## Working data
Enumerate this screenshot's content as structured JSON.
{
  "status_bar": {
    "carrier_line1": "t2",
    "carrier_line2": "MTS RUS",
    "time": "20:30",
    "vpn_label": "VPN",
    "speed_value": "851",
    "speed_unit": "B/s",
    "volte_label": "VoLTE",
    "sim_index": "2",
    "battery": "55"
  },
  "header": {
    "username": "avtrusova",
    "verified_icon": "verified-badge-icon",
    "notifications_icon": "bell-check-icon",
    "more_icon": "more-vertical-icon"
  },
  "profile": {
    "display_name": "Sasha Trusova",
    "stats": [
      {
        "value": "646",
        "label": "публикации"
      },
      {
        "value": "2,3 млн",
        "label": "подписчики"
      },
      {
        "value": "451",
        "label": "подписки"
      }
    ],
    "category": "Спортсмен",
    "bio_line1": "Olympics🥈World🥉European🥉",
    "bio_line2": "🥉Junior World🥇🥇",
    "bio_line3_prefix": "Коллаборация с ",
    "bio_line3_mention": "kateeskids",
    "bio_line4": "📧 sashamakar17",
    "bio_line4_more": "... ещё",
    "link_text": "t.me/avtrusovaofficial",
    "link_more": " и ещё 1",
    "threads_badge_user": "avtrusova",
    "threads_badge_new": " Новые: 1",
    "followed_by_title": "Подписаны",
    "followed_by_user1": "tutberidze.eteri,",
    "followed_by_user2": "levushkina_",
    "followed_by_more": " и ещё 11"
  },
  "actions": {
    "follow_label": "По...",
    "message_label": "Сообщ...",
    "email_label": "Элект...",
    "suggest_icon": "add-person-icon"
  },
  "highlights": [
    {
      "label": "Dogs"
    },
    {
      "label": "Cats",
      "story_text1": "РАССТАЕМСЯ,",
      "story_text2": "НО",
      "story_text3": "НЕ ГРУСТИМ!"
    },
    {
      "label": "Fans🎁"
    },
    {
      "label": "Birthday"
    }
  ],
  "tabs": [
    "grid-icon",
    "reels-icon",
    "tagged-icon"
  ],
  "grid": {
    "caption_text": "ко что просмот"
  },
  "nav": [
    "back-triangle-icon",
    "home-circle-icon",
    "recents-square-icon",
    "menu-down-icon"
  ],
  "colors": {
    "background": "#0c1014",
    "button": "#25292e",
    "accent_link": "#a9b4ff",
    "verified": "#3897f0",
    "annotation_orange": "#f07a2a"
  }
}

* * *

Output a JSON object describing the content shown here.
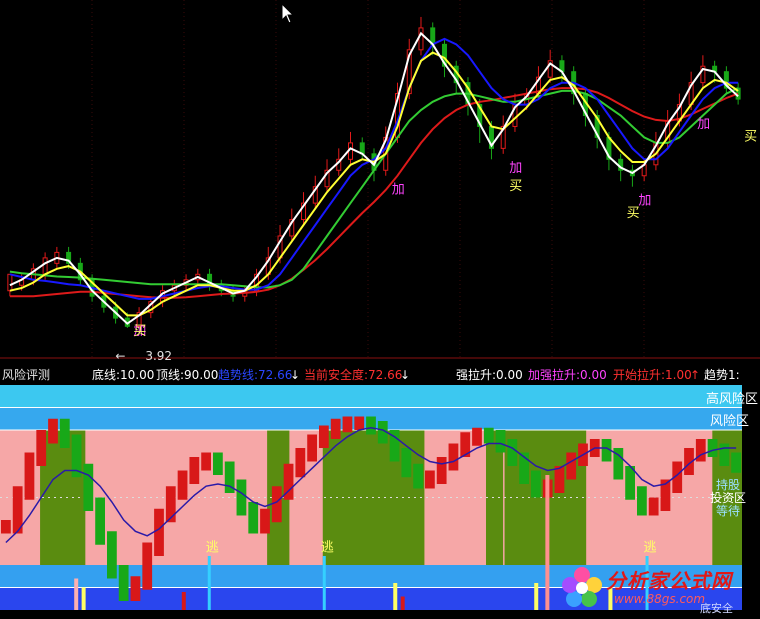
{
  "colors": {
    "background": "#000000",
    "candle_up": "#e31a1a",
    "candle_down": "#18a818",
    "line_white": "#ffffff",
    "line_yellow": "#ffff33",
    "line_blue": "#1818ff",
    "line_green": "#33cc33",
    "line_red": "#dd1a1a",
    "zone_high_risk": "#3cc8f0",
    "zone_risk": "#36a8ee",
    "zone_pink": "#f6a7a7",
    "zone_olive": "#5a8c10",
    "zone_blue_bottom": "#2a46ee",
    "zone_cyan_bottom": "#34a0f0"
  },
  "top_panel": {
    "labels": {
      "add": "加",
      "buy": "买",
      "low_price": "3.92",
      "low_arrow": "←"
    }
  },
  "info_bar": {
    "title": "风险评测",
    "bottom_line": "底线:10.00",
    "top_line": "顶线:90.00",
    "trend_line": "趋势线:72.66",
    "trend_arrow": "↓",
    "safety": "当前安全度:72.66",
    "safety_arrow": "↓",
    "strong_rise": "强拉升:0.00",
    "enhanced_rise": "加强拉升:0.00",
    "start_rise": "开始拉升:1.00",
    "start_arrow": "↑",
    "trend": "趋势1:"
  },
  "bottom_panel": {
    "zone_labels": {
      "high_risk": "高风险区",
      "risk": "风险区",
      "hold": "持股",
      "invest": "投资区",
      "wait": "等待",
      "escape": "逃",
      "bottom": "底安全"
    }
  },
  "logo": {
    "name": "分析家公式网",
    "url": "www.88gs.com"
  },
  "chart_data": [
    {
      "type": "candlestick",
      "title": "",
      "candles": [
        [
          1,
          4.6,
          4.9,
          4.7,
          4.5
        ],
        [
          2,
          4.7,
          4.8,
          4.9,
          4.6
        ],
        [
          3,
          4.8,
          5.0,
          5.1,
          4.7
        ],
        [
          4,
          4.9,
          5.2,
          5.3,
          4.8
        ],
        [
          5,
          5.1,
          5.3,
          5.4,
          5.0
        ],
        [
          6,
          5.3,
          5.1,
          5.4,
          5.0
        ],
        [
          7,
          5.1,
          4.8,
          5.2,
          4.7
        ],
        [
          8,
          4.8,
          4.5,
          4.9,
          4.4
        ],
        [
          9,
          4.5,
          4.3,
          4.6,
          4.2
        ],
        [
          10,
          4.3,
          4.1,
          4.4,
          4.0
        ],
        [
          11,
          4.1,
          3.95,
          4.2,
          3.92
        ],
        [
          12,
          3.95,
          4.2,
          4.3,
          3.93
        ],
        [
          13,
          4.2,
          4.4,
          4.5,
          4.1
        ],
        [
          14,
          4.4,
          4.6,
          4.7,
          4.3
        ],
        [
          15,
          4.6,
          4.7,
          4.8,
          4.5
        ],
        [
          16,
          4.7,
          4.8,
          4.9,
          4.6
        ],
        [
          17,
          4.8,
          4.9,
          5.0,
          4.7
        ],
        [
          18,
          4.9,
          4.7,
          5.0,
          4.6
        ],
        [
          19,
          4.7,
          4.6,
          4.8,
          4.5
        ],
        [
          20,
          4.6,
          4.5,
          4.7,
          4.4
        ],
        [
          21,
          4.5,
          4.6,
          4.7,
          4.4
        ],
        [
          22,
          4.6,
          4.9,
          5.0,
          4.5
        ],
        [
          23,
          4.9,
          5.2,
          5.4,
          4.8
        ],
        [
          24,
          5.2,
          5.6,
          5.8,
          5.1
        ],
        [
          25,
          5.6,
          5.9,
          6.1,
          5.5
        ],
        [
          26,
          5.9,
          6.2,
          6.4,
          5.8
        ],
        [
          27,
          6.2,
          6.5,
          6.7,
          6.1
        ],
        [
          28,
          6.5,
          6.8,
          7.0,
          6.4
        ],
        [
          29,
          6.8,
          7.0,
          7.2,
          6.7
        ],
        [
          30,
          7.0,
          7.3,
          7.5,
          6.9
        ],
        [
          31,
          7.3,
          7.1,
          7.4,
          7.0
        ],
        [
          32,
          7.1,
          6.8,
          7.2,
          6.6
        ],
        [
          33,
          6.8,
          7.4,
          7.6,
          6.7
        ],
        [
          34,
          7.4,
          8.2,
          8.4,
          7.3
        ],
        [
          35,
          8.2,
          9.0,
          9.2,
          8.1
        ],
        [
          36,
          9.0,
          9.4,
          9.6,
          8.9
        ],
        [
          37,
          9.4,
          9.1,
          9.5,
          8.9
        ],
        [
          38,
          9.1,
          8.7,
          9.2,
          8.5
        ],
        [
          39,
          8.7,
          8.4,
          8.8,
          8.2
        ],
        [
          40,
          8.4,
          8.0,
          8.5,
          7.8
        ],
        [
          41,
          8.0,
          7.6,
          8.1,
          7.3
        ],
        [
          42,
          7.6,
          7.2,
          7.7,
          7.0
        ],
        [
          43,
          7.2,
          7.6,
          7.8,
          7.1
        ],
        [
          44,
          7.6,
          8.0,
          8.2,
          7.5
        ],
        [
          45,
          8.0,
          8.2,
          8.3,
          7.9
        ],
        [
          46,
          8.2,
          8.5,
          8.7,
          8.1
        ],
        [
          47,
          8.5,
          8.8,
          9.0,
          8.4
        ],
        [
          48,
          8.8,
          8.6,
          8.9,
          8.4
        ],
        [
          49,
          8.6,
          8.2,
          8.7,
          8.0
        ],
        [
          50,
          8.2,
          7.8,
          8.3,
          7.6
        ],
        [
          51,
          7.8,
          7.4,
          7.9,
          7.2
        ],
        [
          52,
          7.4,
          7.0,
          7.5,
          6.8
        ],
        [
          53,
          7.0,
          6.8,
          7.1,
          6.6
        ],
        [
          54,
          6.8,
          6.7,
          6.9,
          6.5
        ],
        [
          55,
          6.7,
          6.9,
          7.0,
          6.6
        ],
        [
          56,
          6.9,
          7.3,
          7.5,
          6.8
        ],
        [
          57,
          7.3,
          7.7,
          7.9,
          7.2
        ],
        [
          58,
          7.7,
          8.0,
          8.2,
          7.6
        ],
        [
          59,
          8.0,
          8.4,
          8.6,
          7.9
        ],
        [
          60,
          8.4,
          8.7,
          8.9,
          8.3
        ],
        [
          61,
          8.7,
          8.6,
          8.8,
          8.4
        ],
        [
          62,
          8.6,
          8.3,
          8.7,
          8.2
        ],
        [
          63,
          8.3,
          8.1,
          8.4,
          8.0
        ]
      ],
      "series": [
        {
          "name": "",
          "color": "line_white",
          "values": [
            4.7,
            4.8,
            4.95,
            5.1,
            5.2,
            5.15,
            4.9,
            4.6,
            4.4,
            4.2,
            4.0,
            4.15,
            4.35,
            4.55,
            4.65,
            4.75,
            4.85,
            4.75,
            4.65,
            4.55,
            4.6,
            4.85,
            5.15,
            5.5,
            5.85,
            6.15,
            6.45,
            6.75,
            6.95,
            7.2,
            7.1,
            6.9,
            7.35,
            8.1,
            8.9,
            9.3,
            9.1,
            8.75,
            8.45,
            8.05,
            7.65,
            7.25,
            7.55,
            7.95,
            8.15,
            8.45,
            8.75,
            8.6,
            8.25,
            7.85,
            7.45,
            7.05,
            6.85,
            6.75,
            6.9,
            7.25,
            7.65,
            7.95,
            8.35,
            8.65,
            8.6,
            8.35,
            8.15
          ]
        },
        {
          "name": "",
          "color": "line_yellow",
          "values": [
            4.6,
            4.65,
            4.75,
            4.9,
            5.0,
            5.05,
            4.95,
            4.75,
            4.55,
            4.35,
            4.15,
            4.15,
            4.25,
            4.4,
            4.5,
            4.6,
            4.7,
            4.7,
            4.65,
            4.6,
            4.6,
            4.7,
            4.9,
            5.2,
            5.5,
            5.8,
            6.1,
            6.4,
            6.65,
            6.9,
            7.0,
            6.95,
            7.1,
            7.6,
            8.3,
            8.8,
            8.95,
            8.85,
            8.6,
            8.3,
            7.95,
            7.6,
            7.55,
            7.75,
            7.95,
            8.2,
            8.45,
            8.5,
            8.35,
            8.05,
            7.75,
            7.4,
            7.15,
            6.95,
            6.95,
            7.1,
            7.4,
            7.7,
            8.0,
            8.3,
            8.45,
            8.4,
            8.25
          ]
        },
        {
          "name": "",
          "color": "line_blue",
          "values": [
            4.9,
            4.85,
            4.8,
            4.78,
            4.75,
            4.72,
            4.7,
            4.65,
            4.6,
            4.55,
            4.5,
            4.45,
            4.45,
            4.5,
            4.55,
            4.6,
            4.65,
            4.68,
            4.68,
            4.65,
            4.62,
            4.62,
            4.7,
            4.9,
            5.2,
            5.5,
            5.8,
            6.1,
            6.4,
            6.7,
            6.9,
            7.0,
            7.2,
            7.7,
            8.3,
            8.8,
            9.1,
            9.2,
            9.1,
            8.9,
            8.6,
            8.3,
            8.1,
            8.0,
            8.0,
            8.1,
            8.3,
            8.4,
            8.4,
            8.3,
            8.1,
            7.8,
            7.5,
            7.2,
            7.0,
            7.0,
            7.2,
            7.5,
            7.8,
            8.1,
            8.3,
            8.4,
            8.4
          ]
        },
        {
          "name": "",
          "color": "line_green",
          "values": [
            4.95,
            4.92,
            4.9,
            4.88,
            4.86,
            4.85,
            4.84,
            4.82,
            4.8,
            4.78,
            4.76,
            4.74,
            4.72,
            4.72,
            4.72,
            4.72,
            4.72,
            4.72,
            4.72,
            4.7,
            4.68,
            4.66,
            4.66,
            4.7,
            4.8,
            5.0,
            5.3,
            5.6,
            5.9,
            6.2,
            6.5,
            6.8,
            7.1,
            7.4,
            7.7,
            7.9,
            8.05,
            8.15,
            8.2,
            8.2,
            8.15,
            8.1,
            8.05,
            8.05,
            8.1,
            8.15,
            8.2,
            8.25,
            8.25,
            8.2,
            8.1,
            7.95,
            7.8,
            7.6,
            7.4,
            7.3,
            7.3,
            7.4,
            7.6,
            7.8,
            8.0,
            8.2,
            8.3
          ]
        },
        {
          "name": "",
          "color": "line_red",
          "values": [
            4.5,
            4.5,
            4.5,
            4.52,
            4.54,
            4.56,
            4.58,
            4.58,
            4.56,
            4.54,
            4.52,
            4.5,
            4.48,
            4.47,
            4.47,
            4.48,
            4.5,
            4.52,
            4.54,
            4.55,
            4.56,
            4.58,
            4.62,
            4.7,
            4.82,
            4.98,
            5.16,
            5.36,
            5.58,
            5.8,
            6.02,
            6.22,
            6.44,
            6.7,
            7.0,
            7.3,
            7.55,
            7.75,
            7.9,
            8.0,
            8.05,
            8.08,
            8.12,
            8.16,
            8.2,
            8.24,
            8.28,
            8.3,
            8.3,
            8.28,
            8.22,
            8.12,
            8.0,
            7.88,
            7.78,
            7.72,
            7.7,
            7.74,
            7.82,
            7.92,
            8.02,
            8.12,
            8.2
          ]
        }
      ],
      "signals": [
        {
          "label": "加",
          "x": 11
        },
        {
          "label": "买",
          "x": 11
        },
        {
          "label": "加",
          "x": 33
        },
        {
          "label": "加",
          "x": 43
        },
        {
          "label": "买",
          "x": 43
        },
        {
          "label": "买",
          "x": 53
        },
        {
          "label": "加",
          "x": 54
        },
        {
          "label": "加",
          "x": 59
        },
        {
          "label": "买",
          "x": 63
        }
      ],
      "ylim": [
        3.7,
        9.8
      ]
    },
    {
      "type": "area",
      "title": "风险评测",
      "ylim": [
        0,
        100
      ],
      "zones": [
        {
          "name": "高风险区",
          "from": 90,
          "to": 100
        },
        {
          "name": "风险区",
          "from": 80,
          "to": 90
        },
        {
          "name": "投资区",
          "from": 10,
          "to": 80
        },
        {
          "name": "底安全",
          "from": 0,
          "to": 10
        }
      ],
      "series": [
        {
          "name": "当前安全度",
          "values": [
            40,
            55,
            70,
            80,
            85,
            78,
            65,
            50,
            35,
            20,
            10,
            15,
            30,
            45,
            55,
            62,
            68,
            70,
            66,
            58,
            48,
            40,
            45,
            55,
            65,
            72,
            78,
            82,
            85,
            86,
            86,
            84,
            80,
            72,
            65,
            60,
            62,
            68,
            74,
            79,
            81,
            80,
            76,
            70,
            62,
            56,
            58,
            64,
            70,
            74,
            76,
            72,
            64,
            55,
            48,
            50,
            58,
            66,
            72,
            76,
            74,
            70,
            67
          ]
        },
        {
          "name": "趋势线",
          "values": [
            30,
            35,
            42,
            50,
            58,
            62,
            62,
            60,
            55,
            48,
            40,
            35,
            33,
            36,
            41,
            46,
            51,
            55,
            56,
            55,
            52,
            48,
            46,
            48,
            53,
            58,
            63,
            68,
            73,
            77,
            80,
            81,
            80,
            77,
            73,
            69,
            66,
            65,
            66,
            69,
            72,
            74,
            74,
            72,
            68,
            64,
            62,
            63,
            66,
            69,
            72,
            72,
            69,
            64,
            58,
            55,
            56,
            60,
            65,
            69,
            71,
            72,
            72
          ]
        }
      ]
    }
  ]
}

==

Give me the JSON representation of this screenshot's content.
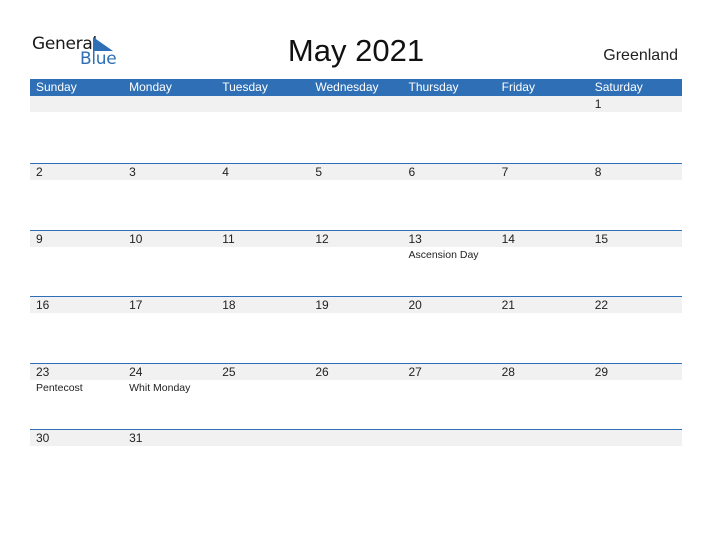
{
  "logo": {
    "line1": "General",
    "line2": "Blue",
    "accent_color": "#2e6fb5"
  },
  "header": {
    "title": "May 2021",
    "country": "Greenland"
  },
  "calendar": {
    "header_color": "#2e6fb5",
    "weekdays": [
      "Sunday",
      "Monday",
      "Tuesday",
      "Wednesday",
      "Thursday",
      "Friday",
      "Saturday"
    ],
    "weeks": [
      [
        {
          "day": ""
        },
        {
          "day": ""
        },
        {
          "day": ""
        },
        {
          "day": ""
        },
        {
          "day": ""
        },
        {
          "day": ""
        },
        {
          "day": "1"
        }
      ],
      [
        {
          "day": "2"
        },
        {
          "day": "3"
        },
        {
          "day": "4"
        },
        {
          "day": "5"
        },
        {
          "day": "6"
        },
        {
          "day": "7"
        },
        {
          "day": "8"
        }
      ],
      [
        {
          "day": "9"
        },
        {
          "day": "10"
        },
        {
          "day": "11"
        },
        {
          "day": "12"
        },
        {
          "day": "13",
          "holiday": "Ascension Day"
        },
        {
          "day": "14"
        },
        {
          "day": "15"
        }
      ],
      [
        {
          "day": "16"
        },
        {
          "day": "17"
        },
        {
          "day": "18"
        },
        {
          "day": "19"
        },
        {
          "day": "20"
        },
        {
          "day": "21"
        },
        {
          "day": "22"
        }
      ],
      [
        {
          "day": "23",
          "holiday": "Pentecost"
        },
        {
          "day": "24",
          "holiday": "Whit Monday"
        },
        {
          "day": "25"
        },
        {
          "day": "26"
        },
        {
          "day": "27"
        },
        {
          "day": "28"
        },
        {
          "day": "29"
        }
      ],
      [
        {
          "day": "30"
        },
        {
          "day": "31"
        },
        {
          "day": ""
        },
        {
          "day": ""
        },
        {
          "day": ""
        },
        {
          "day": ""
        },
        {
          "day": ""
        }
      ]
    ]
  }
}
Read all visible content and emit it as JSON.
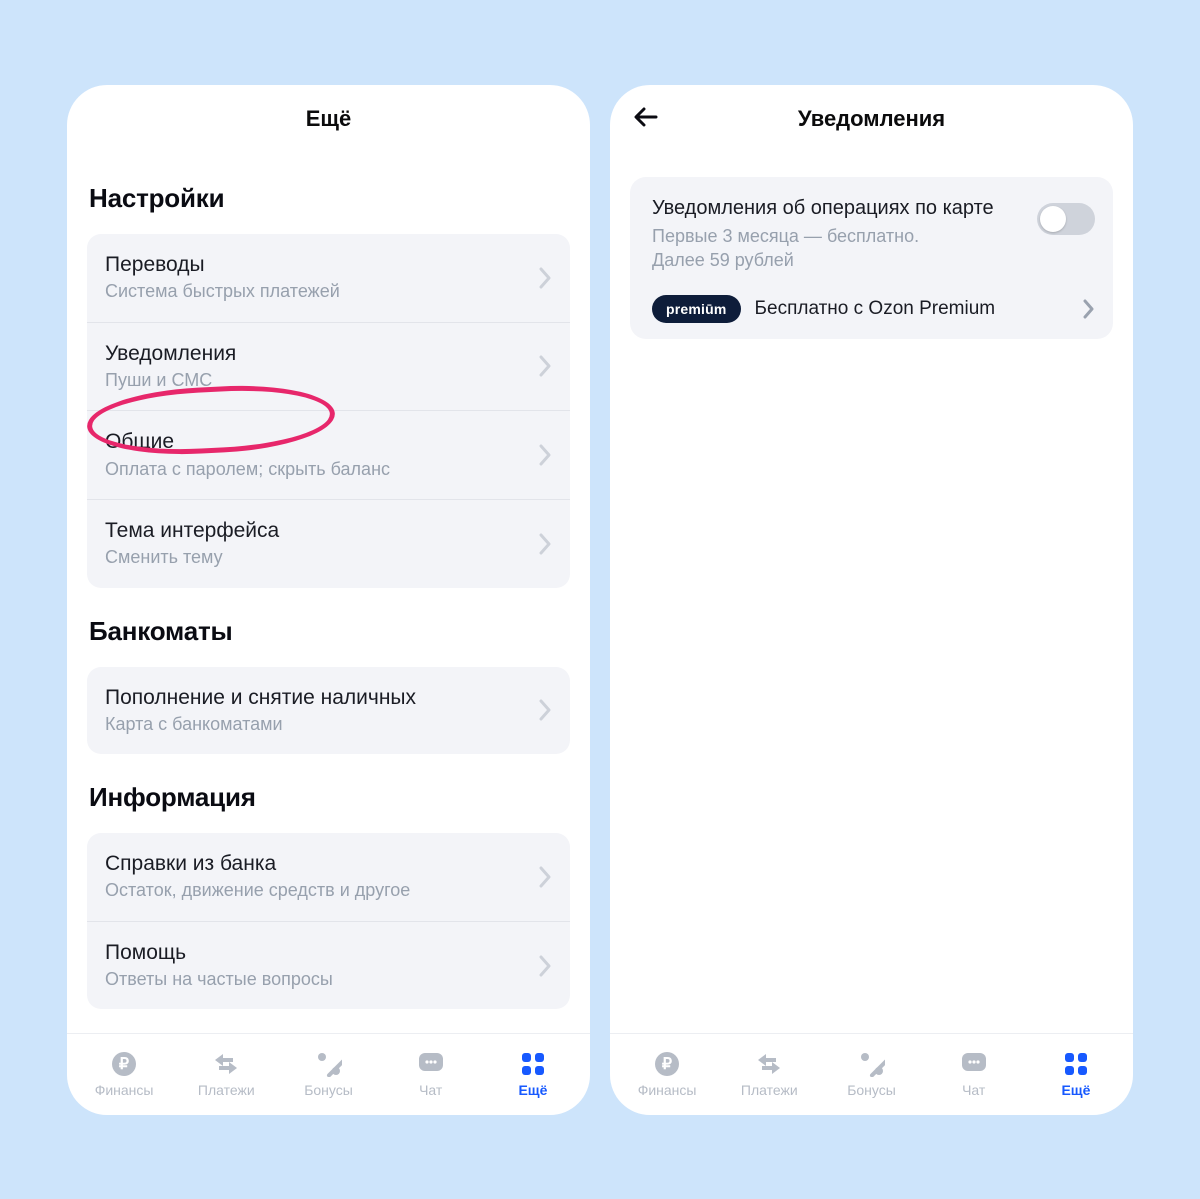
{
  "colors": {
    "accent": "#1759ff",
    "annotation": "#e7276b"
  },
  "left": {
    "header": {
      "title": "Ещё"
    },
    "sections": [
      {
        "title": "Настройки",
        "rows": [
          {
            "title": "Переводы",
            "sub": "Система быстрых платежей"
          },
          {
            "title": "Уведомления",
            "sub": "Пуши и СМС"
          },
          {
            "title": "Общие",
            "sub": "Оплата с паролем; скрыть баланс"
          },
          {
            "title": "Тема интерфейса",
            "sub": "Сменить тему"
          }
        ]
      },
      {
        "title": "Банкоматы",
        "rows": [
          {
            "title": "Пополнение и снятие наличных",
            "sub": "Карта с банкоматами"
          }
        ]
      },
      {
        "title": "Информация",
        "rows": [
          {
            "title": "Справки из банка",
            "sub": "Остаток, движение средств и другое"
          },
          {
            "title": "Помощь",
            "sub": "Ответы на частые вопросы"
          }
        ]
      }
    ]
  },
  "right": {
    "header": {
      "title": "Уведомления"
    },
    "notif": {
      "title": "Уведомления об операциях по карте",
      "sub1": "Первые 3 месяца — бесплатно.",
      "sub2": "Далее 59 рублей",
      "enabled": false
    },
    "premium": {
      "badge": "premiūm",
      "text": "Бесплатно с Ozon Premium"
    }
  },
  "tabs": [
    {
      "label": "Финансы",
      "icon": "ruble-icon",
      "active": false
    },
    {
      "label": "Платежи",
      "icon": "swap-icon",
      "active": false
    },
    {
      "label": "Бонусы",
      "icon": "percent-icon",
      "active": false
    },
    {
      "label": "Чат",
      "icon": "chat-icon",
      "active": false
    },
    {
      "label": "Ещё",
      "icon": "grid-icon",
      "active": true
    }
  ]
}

## Your goal
In the entries above, some lines may contain the string "Уведомления"; report how many, without additional comment.

## Expected answer
3